TASK DETAILS. Repeat exactly each line of the data provided below.

STORED ROWS.
--- Begin ---

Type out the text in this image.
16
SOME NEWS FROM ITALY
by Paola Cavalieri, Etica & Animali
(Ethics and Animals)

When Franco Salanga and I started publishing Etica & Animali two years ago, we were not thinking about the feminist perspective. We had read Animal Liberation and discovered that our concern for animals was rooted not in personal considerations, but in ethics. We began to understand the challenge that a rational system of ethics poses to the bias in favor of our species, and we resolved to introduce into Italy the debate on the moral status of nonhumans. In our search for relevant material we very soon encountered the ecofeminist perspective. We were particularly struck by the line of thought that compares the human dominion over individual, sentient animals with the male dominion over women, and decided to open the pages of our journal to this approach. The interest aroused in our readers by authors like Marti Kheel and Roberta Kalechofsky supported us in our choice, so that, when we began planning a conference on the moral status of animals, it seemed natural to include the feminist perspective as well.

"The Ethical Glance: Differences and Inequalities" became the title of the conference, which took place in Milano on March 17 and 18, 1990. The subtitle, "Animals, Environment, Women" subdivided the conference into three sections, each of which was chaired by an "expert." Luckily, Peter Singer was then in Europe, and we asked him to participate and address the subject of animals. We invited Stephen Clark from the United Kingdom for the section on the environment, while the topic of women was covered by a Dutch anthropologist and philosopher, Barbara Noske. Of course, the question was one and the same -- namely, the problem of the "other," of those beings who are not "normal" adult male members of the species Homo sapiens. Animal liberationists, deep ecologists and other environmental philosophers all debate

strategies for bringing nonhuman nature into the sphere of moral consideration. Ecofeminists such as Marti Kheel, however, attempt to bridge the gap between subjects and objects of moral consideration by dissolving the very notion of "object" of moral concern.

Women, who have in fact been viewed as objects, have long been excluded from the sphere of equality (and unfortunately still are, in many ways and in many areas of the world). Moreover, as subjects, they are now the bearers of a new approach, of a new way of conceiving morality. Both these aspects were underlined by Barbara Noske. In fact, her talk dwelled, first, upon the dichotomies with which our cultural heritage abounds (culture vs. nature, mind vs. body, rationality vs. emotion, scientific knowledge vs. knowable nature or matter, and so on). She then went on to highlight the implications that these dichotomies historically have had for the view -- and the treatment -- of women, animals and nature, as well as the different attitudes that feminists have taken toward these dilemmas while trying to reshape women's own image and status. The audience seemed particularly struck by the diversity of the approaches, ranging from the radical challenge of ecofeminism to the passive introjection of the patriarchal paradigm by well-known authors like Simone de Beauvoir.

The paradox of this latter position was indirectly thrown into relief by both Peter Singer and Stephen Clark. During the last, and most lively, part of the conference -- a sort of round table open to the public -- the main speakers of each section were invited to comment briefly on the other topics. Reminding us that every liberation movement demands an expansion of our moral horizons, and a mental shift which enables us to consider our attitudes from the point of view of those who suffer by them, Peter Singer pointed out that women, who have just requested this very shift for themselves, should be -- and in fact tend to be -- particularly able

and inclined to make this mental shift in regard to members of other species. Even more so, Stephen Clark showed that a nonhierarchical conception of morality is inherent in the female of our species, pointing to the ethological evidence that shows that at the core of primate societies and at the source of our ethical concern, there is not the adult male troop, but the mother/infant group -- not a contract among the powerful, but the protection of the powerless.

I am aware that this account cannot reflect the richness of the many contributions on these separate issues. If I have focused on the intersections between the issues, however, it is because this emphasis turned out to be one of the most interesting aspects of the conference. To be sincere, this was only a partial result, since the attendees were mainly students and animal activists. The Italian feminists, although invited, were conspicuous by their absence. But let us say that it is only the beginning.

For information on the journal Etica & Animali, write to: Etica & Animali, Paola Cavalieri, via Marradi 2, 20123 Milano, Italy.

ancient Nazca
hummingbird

--- End ---

ANSWER TO THIS EXERCISE.
Type out the text in this image.
16
SOME NEWS FROM ITALY
by Paola Cavalieri, Etica & Animali
(Ethics and Animals)

When Franco Salanga and I started publishing Etica & Animali two years ago, we were not thinking about the feminist perspective. We had read Animal Liberation and discovered that our concern for animals was rooted not in personal considerations, but in ethics. We began to understand the challenge that a rational system of ethics poses to the bias in favor of our species, and we resolved to introduce into Italy the debate on the moral status of nonhumans. In our search for relevant material we very soon encountered the ecofeminist perspective. We were particularly struck by the line of thought that compares the human dominion over individual, sentient animals with the male dominion over women, and decided to open the pages of our journal to this approach. The interest aroused in our readers by authors like Marti Kheel and Roberta Kalechofsky supported us in our choice, so that, when we began planning a conference on the moral status of animals, it seemed natural to include the feminist perspective as well.

"The Ethical Glance: Differences and Inequalities" became the title of the conference, which took place in Milano on March 17 and 18, 1990. The subtitle, "Animals, Environment, Women" subdivided the conference into three sections, each of which was chaired by an "expert." Luckily, Peter Singer was then in Europe, and we asked him to participate and address the subject of animals. We invited Stephen Clark from the United Kingdom for the section on the environment, while the topic of women was covered by a Dutch anthropologist and philosopher, Barbara Noske. Of course, the question was one and the same -- namely, the problem of the "other," of those beings who are not "normal" adult male members of the species Homo sapiens. Animal liberationists, deep ecologists and other environmental philosophers all debate

strategies for bringing nonhuman nature into the sphere of moral consideration. Ecofeminists such as Marti Kheel, however, attempt to bridge the gap between subjects and objects of moral consideration by dissolving the very notion of "object" of moral concern.

Women, who have in fact been viewed as objects, have long been excluded from the sphere of equality (and unfortunately still are, in many ways and in many areas of the world). Moreover, as subjects, they are now the bearers of a new approach, of a new way of conceiving morality. Both these aspects were underlined by Barbara Noske. In fact, her talk dwelled, first, upon the dichotomies with which our cultural heritage abounds (culture vs. nature, mind vs. body, rationality vs. emotion, scientific knowledge vs. knowable nature or matter, and so on). She then went on to highlight the implications that these dichotomies historically have had for the view -- and the treatment -- of women, animals and nature, as well as the different attitudes that feminists have taken toward these dilemmas while trying to reshape women's own image and status. The audience seemed particularly struck by the diversity of the approaches, ranging from the radical challenge of ecofeminism to the passive introjection of the patriarchal paradigm by well-known authors like Simone de Beauvoir.

The paradox of this latter position was indirectly thrown into relief by both Peter Singer and Stephen Clark. During the last, and most lively, part of the conference -- a sort of round table open to the public -- the main speakers of each section were invited to comment briefly on the other topics. Reminding us that every liberation movement demands an expansion of our moral horizons, and a mental shift which enables us to consider our attitudes from the point of view of those who suffer by them, Peter Singer pointed out that women, who have just requested this very shift for themselves, should be -- and in fact tend to be -- particularly able

and inclined to make this mental shift in regard to members of other species. Even more so, Stephen Clark showed that a nonhierarchical conception of morality is inherent in the female of our species, pointing to the ethological evidence that shows that at the core of primate societies and at the source of our ethical concern, there is not the adult male troop, but the mother/infant group -- not a contract among the powerful, but the protection of the powerless.

I am aware that this account cannot reflect the richness of the many contributions on these separate issues. If I have focused on the intersections between the issues, however, it is because this emphasis turned out to be one of the most interesting aspects of the conference. To be sincere, this was only a partial result, since the attendees were mainly students and animal activists. The Italian feminists, although invited, were conspicuous by their absence. But let us say that it is only the beginning.

For information on the journal Etica & Animali, write to: Etica & Animali, Paola Cavalieri, via Marradi 2, 20123 Milano, Italy.

ancient Nazca
hummingbird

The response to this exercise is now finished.